Exercise goal: All of the listing below must be repeated word for word. Pictures are the only thing to omit.

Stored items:
##########

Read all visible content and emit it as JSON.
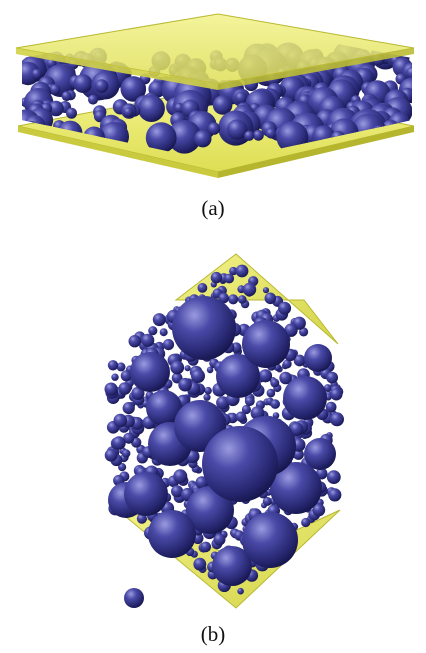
{
  "figure": {
    "panels": [
      {
        "label": "(a)",
        "description_name": "flat-sphere-packing"
      },
      {
        "label": "(b)",
        "description_name": "diamond-sphere-packing"
      }
    ],
    "colors": {
      "plate_yellow": "#e8e86a",
      "plate_edge": "#c9c93a",
      "sphere_dark": "#1e1e6a",
      "sphere_mid": "#3a3a96",
      "sphere_light": "#8d8ddc"
    }
  }
}
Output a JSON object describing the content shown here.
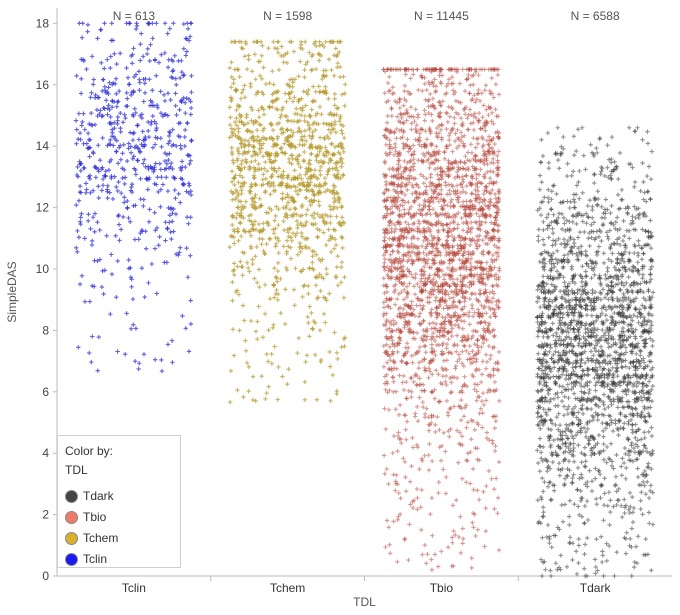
{
  "chart_data": {
    "type": "scatter",
    "title": "",
    "xlabel": "TDL",
    "ylabel": "SimpleDAS",
    "ylim": [
      0,
      18.5
    ],
    "yticks": [
      0,
      2,
      4,
      6,
      8,
      10,
      12,
      14,
      16,
      18
    ],
    "grid": false,
    "legend_placement": "bottom-left",
    "categories": [
      "Tclin",
      "Tchem",
      "Tbio",
      "Tdark"
    ],
    "counts": [
      "N = 613",
      "N = 1598",
      "N = 11445",
      "N = 6588"
    ],
    "series": [
      {
        "name": "Tclin",
        "color": "#2b2bd6",
        "n": 613,
        "range": [
          6.4,
          18.0
        ],
        "median": 14.2
      },
      {
        "name": "Tchem",
        "color": "#b59a2e",
        "n": 1598,
        "range": [
          5.6,
          17.4
        ],
        "median": 13.5
      },
      {
        "name": "Tbio",
        "color": "#b5453a",
        "n": 11445,
        "range": [
          0.2,
          16.5
        ],
        "median": 11.0
      },
      {
        "name": "Tdark",
        "color": "#333333",
        "n": 6588,
        "range": [
          0.0,
          14.6
        ],
        "median": 7.5
      }
    ]
  },
  "legend": {
    "title": "Color by:",
    "subtitle": "TDL",
    "items": [
      {
        "label": "Tdark",
        "color": "#444444"
      },
      {
        "label": "Tbio",
        "color": "#f07a6a"
      },
      {
        "label": "Tchem",
        "color": "#d8b02c"
      },
      {
        "label": "Tclin",
        "color": "#1a1af0"
      }
    ]
  }
}
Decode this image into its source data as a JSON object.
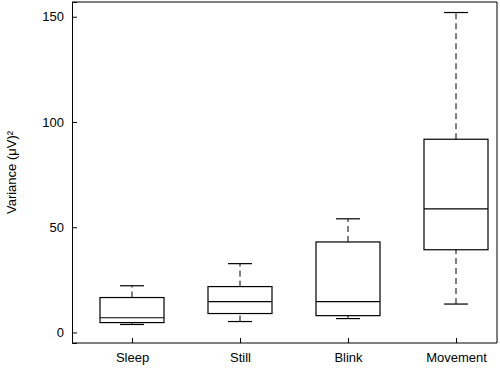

##########

Response:
Read all visible content and emit it as JSON.
{
  "figure": {
    "panels": [
      {
        "label": "(a)",
        "description_name": "flat-sphere-packing"
      },
      {
        "label": "(b)",
        "description_name": "diamond-sphere-packing"
      }
    ],
    "colors": {
      "plate_yellow": "#e8e86a",
      "plate_edge": "#c9c93a",
      "sphere_dark": "#1e1e6a",
      "sphere_mid": "#3a3a96",
      "sphere_light": "#8d8ddc"
    }
  }
}
Output a JSON object describing the content shown here.
{
  "chart_data": {
    "type": "scatter",
    "title": "",
    "xlabel": "TDL",
    "ylabel": "SimpleDAS",
    "ylim": [
      0,
      18.5
    ],
    "yticks": [
      0,
      2,
      4,
      6,
      8,
      10,
      12,
      14,
      16,
      18
    ],
    "grid": false,
    "legend_placement": "bottom-left",
    "categories": [
      "Tclin",
      "Tchem",
      "Tbio",
      "Tdark"
    ],
    "counts": [
      "N = 613",
      "N = 1598",
      "N = 11445",
      "N = 6588"
    ],
    "series": [
      {
        "name": "Tclin",
        "color": "#2b2bd6",
        "n": 613,
        "range": [
          6.4,
          18.0
        ],
        "median": 14.2
      },
      {
        "name": "Tchem",
        "color": "#b59a2e",
        "n": 1598,
        "range": [
          5.6,
          17.4
        ],
        "median": 13.5
      },
      {
        "name": "Tbio",
        "color": "#b5453a",
        "n": 11445,
        "range": [
          0.2,
          16.5
        ],
        "median": 11.0
      },
      {
        "name": "Tdark",
        "color": "#333333",
        "n": 6588,
        "range": [
          0.0,
          14.6
        ],
        "median": 7.5
      }
    ]
  },
  "legend": {
    "title": "Color by:",
    "subtitle": "TDL",
    "items": [
      {
        "label": "Tdark",
        "color": "#444444"
      },
      {
        "label": "Tbio",
        "color": "#f07a6a"
      },
      {
        "label": "Tchem",
        "color": "#d8b02c"
      },
      {
        "label": "Tclin",
        "color": "#1a1af0"
      }
    ]
  }
}
Decode this image into its source data as a JSON object.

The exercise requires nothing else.